──────── Document section
Centennial’s numerous claims against Holmes and the others include breach of fiduciary duty, breach of contract and unfair competition.
Allegations detailed in the complaint encompass improperly copied, transferred, used, deleted and/or disclosed Happy confidential information as well as the deletion or omission of customer information from Happy’s systems.
Centennial’s forensic investigation to build its case entailed the review of emails, printer logs, video recordings from security cameras along with activity on internal networks and computer drives.
Centennial has since dismissed claims against one of the 17 original defendants: Isac Ovalle, a former credit analyst at Happy who joined the bank in 2021.
The bank’s lawsuit alleged that he accessed numerous documents related to a Happy customer who later moved $8 million in loans to American State Bank. Ovalle is among nine defendants who resigned from Happy on April 25, 2022, and began work the next day at American State Bank.
According to the complaint, Ovalle stole confidential information using his personal Google account, deleted Happy files and solicited Happy customers.
Johnny Allison, chairman, president and CEO of Home BancShares, described the circumstances surrounding the Happy staff exodus as unprofessional and unfortunate.
“I kind of take this stuff personally,” Allison told investment analysts during the company’s fourth-quarter earnings call on Jan. 19. “You probably didn’t know that, but I kind of take it personally, and I don’t give up.”
Centennial persevered through seven years of court action before collecting $15 million last year from a similar post-acquisition dispute in Florida.
That federal lawsuit against former Bay Cities Bank staffers followed the $104.5 million purchase of the Tampa lender on Oct. 1, 2015. Three months later, Centennial launched a case against Gregory Bryant, former president of Bay Cities Bank, and ServisFirst Bank of Birmingham, Alabama.
The list of defendants expanded to include three other Bay Cities bankers who resigned at year’s end 2015 and joined Bryant at ServisFirst’s new Tampa-area loan production office: Patrick Murrin, former chief risk officer and executive vice president; Gwynn Davey, market president for Hillsborough County; and Jonathan Zunz, vice president of commercial lending.
────────────────
──────── Recorded information
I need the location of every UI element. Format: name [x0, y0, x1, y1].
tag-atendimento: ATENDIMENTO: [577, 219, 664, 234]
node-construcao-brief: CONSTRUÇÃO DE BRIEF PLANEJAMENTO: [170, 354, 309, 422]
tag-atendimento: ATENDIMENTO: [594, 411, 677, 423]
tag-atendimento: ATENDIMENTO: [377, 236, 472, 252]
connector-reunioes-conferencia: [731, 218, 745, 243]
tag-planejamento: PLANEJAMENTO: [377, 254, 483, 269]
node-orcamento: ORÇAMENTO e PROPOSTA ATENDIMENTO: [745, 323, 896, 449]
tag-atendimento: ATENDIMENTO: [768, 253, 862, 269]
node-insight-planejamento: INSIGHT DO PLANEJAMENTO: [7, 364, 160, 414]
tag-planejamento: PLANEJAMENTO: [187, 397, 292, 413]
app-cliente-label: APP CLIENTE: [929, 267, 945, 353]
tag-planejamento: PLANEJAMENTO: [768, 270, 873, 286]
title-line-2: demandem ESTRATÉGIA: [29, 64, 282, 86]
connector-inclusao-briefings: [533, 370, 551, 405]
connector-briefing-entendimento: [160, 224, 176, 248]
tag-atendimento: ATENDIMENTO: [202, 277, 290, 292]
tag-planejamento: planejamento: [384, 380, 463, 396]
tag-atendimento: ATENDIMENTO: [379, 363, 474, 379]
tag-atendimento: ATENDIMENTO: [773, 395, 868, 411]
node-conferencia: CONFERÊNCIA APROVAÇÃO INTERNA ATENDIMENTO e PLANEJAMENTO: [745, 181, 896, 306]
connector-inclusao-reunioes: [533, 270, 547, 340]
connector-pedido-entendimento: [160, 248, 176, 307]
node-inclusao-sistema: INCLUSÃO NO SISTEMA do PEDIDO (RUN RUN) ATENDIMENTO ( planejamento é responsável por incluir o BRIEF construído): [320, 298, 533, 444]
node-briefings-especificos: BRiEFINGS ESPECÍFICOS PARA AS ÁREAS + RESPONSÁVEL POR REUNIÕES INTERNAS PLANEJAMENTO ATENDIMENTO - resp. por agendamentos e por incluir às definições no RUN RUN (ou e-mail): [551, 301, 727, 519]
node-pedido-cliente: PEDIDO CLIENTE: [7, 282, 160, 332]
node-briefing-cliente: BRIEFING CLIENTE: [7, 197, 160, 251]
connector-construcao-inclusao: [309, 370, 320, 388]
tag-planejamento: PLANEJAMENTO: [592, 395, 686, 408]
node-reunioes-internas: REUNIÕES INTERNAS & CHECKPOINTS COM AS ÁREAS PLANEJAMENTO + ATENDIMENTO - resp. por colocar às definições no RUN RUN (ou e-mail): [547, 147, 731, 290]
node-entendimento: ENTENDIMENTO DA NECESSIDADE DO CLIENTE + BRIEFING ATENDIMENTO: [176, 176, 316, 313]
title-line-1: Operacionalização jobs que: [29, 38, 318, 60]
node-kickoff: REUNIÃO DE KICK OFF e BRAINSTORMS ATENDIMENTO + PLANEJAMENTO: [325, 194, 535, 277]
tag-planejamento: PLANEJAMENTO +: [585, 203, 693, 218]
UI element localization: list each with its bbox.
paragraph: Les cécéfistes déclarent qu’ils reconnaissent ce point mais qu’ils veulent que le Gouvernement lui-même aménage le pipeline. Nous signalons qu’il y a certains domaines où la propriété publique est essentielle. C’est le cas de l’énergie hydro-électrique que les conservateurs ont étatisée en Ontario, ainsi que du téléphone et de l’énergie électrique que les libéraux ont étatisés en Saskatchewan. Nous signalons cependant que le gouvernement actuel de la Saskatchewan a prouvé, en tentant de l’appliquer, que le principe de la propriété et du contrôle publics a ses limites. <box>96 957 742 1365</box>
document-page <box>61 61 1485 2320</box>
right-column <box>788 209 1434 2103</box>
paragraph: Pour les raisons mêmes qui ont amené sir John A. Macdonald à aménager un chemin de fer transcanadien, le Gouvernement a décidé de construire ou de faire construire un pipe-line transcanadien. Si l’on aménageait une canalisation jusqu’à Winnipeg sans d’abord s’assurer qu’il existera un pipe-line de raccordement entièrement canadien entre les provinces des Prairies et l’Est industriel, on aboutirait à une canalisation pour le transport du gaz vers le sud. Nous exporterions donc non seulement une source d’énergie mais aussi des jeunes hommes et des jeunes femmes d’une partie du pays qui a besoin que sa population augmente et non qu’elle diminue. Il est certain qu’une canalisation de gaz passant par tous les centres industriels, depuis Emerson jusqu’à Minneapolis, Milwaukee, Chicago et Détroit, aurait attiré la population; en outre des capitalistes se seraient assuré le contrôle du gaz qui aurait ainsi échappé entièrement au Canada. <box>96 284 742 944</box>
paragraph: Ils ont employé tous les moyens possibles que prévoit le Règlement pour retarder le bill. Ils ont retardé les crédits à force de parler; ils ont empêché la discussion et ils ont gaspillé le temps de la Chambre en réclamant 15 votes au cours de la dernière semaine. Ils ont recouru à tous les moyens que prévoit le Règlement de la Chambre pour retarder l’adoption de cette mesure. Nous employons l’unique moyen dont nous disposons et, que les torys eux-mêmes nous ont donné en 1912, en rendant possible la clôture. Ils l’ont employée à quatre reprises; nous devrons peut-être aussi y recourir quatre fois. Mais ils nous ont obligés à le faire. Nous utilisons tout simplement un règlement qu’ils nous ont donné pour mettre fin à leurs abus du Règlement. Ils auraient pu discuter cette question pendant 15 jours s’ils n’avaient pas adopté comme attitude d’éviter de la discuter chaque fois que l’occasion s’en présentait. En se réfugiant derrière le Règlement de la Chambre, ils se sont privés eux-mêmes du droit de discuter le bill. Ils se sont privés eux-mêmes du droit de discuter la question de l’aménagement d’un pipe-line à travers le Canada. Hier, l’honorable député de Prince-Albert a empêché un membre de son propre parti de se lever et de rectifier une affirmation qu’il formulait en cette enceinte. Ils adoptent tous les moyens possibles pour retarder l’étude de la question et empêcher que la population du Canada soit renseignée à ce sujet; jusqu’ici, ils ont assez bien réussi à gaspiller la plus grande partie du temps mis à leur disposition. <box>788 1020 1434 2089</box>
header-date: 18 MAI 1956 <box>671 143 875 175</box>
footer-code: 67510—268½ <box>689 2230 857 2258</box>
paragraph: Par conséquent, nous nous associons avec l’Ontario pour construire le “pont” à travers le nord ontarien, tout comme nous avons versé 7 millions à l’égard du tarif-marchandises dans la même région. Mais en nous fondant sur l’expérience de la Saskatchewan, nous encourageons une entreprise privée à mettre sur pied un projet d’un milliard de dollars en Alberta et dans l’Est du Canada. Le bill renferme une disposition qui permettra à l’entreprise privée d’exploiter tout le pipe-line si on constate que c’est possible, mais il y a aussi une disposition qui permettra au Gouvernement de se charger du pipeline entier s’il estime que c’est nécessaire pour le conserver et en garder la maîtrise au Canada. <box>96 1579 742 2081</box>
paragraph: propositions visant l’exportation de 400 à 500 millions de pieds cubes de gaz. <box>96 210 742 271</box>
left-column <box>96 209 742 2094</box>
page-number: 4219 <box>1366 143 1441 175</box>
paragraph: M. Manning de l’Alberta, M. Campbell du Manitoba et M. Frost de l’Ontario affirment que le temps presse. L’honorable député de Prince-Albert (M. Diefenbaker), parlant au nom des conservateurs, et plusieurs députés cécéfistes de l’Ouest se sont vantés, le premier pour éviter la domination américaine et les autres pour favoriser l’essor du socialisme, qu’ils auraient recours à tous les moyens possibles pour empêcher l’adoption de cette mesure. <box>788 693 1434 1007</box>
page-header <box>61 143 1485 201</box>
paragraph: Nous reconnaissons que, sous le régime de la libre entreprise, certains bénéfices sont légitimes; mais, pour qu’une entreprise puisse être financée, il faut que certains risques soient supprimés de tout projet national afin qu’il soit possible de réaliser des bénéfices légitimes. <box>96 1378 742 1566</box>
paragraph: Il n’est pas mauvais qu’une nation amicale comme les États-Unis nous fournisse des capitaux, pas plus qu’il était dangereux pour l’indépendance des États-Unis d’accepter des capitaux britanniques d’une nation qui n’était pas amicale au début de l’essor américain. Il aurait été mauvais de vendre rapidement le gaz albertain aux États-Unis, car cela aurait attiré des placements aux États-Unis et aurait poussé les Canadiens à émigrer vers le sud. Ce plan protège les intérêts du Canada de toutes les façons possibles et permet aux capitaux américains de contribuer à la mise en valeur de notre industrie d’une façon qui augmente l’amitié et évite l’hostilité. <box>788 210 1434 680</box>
────────────────
:: Questions to answer ::
A. In the article about Centennial's lawsuits, on what date did the nine defendants, Ovalle among them, resign from Happy?
B. Turn the paragraph of the article about Centennial's lawsuits that begins "That federal lawsuit against former Bay Cities Bank staffers" into a short list that keeps its main facts.
C. Pick up the article about Centennial's lawsuits after its final sentence and keep it going.

:: Responses for each task ::
A. April 25, 2022.

B.
- The federal suit against former Bay Cities Bank staffers came after Centennial bought the Tampa lender for $104.5 million on Oct. 1, 2015.
- Three months later, Centennial sued Gregory Bryant, the bank's former president, and ServisFirst Bank of Birmingham, Alabama.

C.
At the heart of the Bay Cities lawsuit as well as the Happy litigation is Centennial alleging damages caused by ex-staffers taking confidential in-formation on their way out the door to join a competitor.
In Florida, that information encompassed loan and deposit information for all of its customers within the Tampa Bay region as well as the books of business of all of its lenders, originators and sourcing officers.
Before the announced settlement nearly six months ago, Centennial landed a summary judgment for breach of fiduciary duty against Bryant, who is now CEO of ServisFirst’s west-central Florida operations. Recent court orders cleared the way for additional claims to advance to jury trial against the defendants.
That $15 million settlement was reached with ServisFirst Bank, which signed indemnification agreements with Bryant, Murrin and Davey. Both parties bore their own legal fees.
So far, the Texas litigation hasn’t drawn American State Bank into the courtroom fray. Chartered in Arp, Texas, the $1.1 billion-asset lender is owned by Steele Bancshares Inc., headquartered in nearby Tyler.
The type of corporate litigation associated with cases like Centennial Bank’s is becoming more common with the advancement of tech tools for uncovering details, noted Randy Dennis, president and CEO of Little Rock’s DD&F Consulting Group.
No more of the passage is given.